- What you will do
Report each line of the data that has "Edit" somewhere in it.

- Input data
________________________________________

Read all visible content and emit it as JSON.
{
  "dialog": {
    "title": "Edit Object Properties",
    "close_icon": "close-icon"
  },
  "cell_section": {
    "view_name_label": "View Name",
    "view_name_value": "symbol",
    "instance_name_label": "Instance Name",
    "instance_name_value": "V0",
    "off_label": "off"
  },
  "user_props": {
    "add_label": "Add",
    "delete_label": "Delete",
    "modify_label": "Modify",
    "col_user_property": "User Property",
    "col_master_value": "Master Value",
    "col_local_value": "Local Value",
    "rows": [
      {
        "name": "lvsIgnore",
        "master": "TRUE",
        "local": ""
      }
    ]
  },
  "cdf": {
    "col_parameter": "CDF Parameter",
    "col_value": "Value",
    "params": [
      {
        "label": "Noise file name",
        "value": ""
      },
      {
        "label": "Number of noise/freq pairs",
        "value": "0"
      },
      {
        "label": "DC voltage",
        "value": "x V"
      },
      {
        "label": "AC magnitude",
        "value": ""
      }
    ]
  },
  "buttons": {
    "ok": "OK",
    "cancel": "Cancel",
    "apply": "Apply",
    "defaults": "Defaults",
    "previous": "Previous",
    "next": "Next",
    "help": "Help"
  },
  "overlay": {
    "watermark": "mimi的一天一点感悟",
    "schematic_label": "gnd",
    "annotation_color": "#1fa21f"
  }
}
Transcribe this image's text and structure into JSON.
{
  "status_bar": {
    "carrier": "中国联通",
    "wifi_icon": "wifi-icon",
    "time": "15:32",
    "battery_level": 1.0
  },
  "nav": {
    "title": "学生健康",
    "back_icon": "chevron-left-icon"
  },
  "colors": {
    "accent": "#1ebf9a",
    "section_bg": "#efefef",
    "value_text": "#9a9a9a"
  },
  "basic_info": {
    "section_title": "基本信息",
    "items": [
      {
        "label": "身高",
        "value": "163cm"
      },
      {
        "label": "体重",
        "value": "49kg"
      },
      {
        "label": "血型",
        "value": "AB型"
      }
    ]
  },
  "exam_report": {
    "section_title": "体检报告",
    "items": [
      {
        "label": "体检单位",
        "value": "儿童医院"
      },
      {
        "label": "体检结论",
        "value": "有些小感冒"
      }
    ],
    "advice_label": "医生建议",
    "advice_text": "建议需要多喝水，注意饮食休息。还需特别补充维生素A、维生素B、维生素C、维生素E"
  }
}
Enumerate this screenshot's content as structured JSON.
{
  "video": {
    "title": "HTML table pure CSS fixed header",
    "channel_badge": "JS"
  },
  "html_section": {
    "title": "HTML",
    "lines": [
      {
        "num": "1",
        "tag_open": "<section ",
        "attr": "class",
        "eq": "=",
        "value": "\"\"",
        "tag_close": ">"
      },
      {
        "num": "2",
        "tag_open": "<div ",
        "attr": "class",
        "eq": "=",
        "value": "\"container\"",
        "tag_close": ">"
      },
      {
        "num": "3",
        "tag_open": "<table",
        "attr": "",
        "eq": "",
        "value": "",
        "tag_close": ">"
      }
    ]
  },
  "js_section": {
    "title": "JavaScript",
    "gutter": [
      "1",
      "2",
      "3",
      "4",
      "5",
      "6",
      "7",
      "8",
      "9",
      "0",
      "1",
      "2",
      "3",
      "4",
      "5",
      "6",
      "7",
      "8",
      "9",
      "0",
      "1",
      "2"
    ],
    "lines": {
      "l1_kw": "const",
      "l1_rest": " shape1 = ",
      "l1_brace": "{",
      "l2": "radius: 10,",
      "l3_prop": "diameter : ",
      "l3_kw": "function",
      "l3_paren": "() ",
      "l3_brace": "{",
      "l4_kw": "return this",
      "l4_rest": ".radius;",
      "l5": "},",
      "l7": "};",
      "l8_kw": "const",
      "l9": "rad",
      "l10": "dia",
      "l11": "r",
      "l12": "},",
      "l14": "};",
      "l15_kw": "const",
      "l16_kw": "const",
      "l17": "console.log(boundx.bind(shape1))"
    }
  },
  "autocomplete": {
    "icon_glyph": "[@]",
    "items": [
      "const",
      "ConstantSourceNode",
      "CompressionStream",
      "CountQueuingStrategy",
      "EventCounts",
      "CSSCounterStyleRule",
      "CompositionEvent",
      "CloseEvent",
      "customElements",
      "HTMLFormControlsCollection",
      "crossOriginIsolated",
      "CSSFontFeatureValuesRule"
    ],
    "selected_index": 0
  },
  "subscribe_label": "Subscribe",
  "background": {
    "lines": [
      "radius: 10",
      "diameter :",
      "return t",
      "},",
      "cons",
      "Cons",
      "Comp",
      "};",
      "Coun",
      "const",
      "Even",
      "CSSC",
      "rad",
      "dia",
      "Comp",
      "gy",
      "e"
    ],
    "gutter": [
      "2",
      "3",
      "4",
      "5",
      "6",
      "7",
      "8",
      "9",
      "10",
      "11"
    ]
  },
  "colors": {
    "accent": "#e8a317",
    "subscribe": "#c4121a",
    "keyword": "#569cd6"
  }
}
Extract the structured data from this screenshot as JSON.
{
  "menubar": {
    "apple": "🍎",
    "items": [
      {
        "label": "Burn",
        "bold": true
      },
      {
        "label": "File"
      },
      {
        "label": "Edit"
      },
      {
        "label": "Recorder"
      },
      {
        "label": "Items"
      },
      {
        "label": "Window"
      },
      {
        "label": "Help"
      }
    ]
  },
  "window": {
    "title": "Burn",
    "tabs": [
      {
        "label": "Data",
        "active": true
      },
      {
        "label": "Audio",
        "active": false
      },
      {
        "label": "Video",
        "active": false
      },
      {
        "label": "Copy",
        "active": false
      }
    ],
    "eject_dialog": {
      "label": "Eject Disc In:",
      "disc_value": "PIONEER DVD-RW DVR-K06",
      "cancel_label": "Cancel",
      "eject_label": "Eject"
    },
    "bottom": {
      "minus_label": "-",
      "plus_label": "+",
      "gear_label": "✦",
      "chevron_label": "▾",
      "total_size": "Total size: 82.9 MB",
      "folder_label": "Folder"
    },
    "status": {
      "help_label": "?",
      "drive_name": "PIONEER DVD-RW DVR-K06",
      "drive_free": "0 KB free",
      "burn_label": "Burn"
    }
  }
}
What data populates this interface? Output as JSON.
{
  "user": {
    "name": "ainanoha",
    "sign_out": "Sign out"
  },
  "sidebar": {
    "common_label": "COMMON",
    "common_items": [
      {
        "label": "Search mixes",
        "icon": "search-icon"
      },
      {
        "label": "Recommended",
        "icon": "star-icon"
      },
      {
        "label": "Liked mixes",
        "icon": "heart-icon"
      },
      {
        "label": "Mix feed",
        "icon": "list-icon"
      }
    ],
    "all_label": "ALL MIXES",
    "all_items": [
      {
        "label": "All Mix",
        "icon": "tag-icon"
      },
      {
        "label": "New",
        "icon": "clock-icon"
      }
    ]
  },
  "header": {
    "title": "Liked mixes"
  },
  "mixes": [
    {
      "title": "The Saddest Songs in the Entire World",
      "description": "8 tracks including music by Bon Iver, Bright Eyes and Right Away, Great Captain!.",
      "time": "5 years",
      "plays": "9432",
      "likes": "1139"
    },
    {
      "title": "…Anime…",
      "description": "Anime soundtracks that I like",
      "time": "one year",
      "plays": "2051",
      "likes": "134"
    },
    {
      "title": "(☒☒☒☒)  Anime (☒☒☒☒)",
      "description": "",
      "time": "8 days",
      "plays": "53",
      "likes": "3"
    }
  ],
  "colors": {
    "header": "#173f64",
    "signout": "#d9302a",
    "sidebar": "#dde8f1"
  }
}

________________________________________

- Exercise output
    "title": "Edit Object Properties",
        "label": "Edit"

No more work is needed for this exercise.